**Exercise task**: Please copy all the lines that follow, word for word.

**Exercise materials**:
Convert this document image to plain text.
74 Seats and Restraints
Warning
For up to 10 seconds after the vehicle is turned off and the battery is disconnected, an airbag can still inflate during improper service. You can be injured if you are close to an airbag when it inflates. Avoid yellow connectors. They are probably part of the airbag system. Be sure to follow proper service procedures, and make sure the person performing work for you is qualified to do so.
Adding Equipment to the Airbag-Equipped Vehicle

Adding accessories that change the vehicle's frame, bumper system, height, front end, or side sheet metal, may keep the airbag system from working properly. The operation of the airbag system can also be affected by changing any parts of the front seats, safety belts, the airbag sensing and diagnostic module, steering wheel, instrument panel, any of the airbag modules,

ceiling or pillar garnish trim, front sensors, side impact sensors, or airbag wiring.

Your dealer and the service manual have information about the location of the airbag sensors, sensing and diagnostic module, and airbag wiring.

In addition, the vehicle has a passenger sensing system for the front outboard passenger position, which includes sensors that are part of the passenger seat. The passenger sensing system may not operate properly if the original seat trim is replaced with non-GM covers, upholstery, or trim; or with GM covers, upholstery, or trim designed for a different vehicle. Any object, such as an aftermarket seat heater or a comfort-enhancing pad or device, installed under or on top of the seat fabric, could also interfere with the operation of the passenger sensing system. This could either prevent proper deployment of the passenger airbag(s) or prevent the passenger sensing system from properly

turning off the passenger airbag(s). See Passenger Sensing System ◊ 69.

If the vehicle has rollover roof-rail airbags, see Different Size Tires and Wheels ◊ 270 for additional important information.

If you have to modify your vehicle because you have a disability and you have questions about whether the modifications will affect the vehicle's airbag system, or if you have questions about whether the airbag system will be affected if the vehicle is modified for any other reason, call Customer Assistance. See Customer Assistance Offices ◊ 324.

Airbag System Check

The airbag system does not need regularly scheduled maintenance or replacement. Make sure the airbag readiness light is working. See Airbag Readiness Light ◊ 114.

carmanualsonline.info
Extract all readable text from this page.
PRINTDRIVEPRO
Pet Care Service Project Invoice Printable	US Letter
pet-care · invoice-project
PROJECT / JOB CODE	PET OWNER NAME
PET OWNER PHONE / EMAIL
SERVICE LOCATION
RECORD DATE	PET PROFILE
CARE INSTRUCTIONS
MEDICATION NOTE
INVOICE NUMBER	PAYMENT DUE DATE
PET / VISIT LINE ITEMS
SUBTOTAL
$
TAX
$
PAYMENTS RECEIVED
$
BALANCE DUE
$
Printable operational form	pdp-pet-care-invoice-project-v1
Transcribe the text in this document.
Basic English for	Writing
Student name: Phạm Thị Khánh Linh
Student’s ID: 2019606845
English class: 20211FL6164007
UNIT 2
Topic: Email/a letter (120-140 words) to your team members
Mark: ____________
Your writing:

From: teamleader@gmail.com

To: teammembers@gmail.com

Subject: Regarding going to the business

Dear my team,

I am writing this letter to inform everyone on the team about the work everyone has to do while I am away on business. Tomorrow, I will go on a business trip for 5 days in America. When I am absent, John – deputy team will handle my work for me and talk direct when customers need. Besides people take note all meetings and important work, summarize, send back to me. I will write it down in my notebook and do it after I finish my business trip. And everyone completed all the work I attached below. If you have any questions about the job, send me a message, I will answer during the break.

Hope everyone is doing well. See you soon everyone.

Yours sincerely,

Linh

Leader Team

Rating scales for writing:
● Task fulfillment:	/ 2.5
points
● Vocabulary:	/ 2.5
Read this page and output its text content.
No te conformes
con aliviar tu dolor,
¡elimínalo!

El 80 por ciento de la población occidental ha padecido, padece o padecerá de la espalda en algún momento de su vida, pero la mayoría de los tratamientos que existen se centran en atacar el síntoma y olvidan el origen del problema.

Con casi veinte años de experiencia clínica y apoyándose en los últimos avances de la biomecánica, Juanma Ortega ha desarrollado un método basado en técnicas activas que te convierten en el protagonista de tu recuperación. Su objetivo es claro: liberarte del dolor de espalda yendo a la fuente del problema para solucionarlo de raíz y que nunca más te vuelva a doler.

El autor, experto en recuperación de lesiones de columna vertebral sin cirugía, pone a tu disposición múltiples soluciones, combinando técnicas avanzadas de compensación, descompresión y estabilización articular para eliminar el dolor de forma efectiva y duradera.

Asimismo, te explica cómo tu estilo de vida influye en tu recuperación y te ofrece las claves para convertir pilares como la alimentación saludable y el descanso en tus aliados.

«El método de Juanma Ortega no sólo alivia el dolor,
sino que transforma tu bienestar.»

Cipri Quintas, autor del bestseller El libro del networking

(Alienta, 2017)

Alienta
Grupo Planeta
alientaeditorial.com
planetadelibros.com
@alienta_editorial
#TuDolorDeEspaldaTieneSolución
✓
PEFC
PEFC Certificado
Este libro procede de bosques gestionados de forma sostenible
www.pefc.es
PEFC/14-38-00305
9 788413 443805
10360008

**Final result**:
Convert this document image to plain text.
74 Seats and Restraints
Warning
For up to 10 seconds after the vehicle is turned off and the battery is disconnected, an airbag can still inflate during improper service. You can be injured if you are close to an airbag when it inflates. Avoid yellow connectors. They are probably part of the airbag system. Be sure to follow proper service procedures, and make sure the person performing work for you is qualified to do so.
Adding Equipment to the Airbag-Equipped Vehicle

Adding accessories that change the vehicle's frame, bumper system, height, front end, or side sheet metal, may keep the airbag system from working properly. The operation of the airbag system can also be affected by changing any parts of the front seats, safety belts, the airbag sensing and diagnostic module, steering wheel, instrument panel, any of the airbag modules,

ceiling or pillar garnish trim, front sensors, side impact sensors, or airbag wiring.

Your dealer and the service manual have information about the location of the airbag sensors, sensing and diagnostic module, and airbag wiring.

In addition, the vehicle has a passenger sensing system for the front outboard passenger position, which includes sensors that are part of the passenger seat. The passenger sensing system may not operate properly if the original seat trim is replaced with non-GM covers, upholstery, or trim; or with GM covers, upholstery, or trim designed for a different vehicle. Any object, such as an aftermarket seat heater or a comfort-enhancing pad or device, installed under or on top of the seat fabric, could also interfere with the operation of the passenger sensing system. This could either prevent proper deployment of the passenger airbag(s) or prevent the passenger sensing system from properly

turning off the passenger airbag(s). See Passenger Sensing System ◊ 69.

If the vehicle has rollover roof-rail airbags, see Different Size Tires and Wheels ◊ 270 for additional important information.

If you have to modify your vehicle because you have a disability and you have questions about whether the modifications will affect the vehicle's airbag system, or if you have questions about whether the airbag system will be affected if the vehicle is modified for any other reason, call Customer Assistance. See Customer Assistance Offices ◊ 324.

Airbag System Check

The airbag system does not need regularly scheduled maintenance or replacement. Make sure the airbag readiness light is working. See Airbag Readiness Light ◊ 114.

carmanualsonline.info
Extract all readable text from this page.
PRINTDRIVEPRO
Pet Care Service Project Invoice Printable	US Letter
pet-care · invoice-project
PROJECT / JOB CODE	PET OWNER NAME
PET OWNER PHONE / EMAIL
SERVICE LOCATION
RECORD DATE	PET PROFILE
CARE INSTRUCTIONS
MEDICATION NOTE
INVOICE NUMBER	PAYMENT DUE DATE
PET / VISIT LINE ITEMS
SUBTOTAL
$
TAX
$
PAYMENTS RECEIVED
$
BALANCE DUE
$
Printable operational form	pdp-pet-care-invoice-project-v1
Transcribe the text in this document.
Basic English for	Writing
Student name: Phạm Thị Khánh Linh
Student’s ID: 2019606845
English class: 20211FL6164007
UNIT 2
Topic: Email/a letter (120-140 words) to your team members
Mark: ____________
Your writing:

From: teamleader@gmail.com

To: teammembers@gmail.com

Subject: Regarding going to the business

Dear my team,

I am writing this letter to inform everyone on the team about the work everyone has to do while I am away on business. Tomorrow, I will go on a business trip for 5 days in America. When I am absent, John – deputy team will handle my work for me and talk direct when customers need. Besides people take note all meetings and important work, summarize, send back to me. I will write it down in my notebook and do it after I finish my business trip. And everyone completed all the work I attached below. If you have any questions about the job, send me a message, I will answer during the break.

Hope everyone is doing well. See you soon everyone.

Yours sincerely,

Linh

Leader Team

Rating scales for writing:
● Task fulfillment:	/ 2.5
points
● Vocabulary:	/ 2.5
Read this page and output its text content.
No te conformes
con aliviar tu dolor,
¡elimínalo!

El 80 por ciento de la población occidental ha padecido, padece o padecerá de la espalda en algún momento de su vida, pero la mayoría de los tratamientos que existen se centran en atacar el síntoma y olvidan el origen del problema.

Con casi veinte años de experiencia clínica y apoyándose en los últimos avances de la biomecánica, Juanma Ortega ha desarrollado un método basado en técnicas activas que te convierten en el protagonista de tu recuperación. Su objetivo es claro: liberarte del dolor de espalda yendo a la fuente del problema para solucionarlo de raíz y que nunca más te vuelva a doler.

El autor, experto en recuperación de lesiones de columna vertebral sin cirugía, pone a tu disposición múltiples soluciones, combinando técnicas avanzadas de compensación, descompresión y estabilización articular para eliminar el dolor de forma efectiva y duradera.

Asimismo, te explica cómo tu estilo de vida influye en tu recuperación y te ofrece las claves para convertir pilares como la alimentación saludable y el descanso en tus aliados.

«El método de Juanma Ortega no sólo alivia el dolor,
sino que transforma tu bienestar.»

Cipri Quintas, autor del bestseller El libro del networking

(Alienta, 2017)

Alienta
Grupo Planeta
alientaeditorial.com
planetadelibros.com
@alienta_editorial
#TuDolorDeEspaldaTieneSolución
✓
PEFC
PEFC Certificado
Este libro procede de bosques gestionados de forma sostenible
www.pefc.es
PEFC/14-38-00305
9 788413 443805
10360008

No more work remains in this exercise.